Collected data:

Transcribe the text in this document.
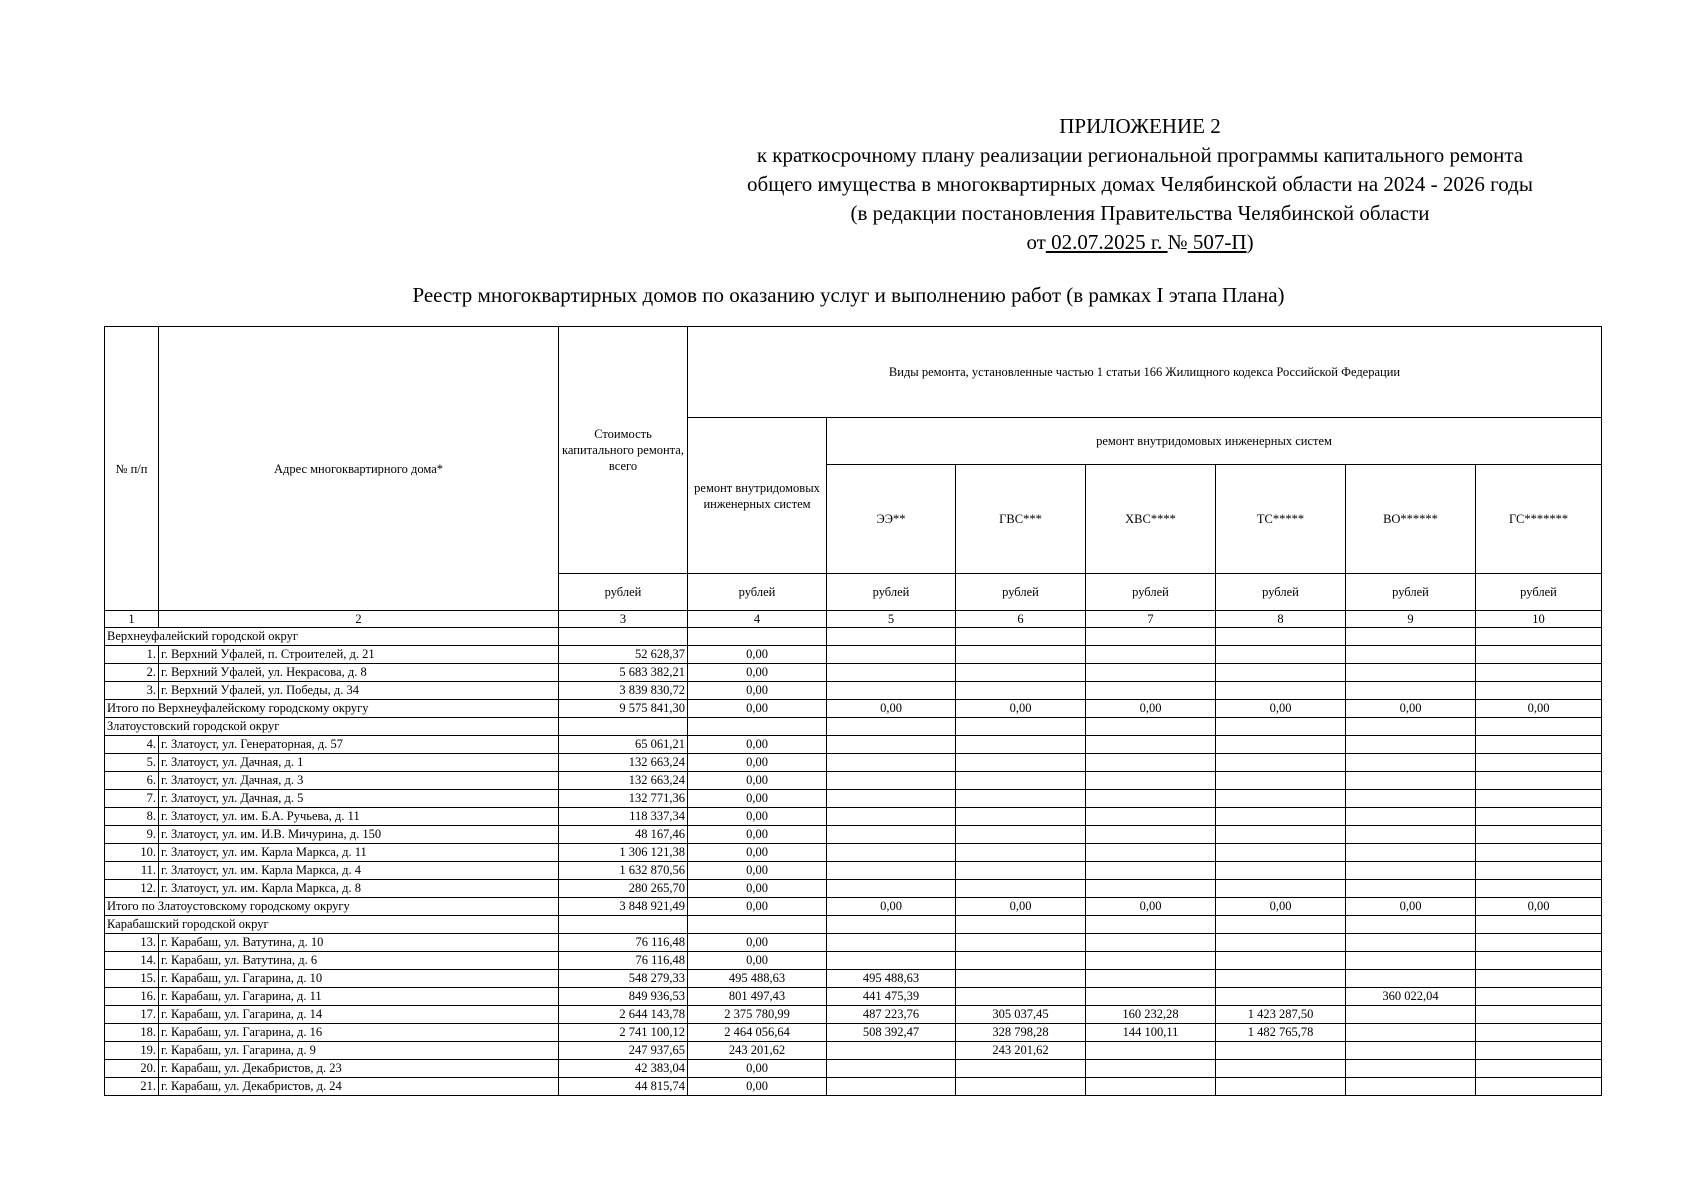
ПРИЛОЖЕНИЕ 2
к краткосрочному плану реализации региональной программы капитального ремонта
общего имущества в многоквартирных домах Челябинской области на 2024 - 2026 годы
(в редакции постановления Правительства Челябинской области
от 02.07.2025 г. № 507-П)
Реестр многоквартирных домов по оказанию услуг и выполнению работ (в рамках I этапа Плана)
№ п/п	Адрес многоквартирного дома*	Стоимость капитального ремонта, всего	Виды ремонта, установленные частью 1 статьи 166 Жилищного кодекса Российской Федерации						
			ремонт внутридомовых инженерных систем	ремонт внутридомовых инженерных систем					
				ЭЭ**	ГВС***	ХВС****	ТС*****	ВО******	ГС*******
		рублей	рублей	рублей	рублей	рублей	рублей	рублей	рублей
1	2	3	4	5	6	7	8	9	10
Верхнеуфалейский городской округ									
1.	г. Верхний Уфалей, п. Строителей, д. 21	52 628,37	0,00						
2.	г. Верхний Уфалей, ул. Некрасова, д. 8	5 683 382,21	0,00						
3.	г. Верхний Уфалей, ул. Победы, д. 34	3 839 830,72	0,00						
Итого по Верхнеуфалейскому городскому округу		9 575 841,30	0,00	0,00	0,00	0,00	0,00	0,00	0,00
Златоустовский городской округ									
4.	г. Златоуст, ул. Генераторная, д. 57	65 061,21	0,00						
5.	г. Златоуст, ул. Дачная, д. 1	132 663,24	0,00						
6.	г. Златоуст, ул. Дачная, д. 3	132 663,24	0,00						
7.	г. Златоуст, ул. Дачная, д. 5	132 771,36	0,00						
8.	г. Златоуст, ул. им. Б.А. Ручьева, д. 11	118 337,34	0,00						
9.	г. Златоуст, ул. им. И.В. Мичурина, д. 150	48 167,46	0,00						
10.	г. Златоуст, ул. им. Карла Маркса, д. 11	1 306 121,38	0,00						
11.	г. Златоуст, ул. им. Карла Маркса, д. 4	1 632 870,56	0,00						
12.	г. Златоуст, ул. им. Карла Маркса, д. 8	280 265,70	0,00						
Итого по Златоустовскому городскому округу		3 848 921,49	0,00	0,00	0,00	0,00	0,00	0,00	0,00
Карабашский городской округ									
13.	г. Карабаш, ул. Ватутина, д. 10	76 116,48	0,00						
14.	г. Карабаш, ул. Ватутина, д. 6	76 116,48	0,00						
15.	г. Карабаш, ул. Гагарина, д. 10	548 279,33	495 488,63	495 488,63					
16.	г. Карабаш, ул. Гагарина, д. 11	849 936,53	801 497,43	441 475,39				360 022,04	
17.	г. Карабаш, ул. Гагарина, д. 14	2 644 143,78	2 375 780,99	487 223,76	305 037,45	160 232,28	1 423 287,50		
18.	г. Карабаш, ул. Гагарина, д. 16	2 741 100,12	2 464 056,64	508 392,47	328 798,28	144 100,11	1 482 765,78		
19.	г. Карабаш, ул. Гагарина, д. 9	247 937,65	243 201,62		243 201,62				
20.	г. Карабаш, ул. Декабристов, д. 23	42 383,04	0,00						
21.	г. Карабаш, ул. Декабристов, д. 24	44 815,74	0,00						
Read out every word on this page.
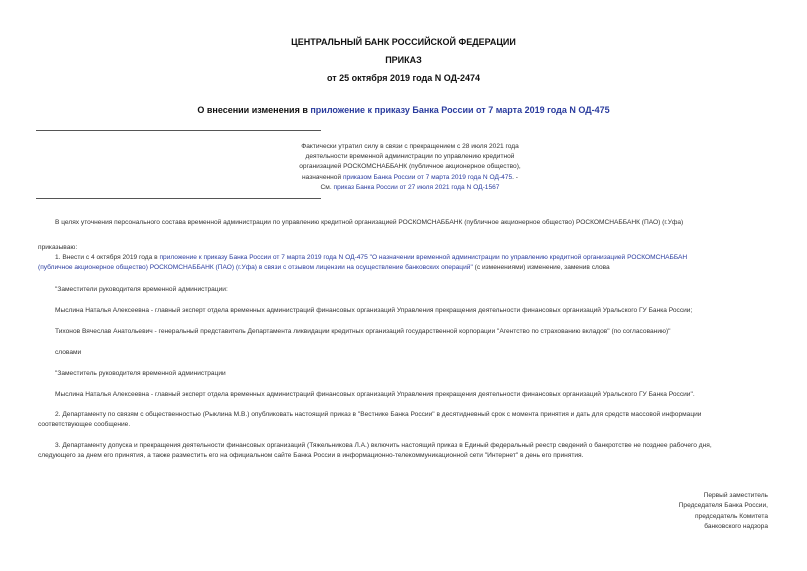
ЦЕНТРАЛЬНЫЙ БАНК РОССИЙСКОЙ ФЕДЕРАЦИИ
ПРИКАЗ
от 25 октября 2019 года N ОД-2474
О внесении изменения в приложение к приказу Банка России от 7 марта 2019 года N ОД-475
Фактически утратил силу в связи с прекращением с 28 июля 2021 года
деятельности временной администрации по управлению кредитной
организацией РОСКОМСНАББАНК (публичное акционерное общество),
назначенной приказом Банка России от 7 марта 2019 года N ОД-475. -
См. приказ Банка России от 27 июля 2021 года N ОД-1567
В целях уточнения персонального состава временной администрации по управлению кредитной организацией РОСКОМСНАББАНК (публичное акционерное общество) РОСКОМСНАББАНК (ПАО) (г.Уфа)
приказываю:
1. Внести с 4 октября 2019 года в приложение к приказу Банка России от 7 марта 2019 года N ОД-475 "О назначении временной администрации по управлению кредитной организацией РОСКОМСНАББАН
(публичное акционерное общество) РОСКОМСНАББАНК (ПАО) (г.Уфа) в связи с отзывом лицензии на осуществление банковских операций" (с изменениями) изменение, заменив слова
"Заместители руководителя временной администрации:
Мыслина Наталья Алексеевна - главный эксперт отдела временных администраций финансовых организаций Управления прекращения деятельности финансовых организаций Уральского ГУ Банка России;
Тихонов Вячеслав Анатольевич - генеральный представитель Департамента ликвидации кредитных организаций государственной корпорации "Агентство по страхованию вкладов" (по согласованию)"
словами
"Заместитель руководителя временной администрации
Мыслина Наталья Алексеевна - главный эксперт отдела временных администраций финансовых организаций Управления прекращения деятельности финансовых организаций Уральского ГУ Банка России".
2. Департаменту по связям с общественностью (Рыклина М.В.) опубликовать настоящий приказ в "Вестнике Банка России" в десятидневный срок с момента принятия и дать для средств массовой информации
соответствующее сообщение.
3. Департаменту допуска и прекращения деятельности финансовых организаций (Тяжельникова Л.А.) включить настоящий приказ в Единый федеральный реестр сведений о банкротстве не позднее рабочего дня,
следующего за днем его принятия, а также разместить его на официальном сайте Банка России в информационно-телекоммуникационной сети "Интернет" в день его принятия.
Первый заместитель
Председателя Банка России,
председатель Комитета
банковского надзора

* **Problem description**
Your task is to list each line of the records with the word "Челябинской".

* **Task response**
общего имущества в многоквартирных домах Челябинской области на 2024 - 2026 годы
(в редакции постановления Правительства Челябинской области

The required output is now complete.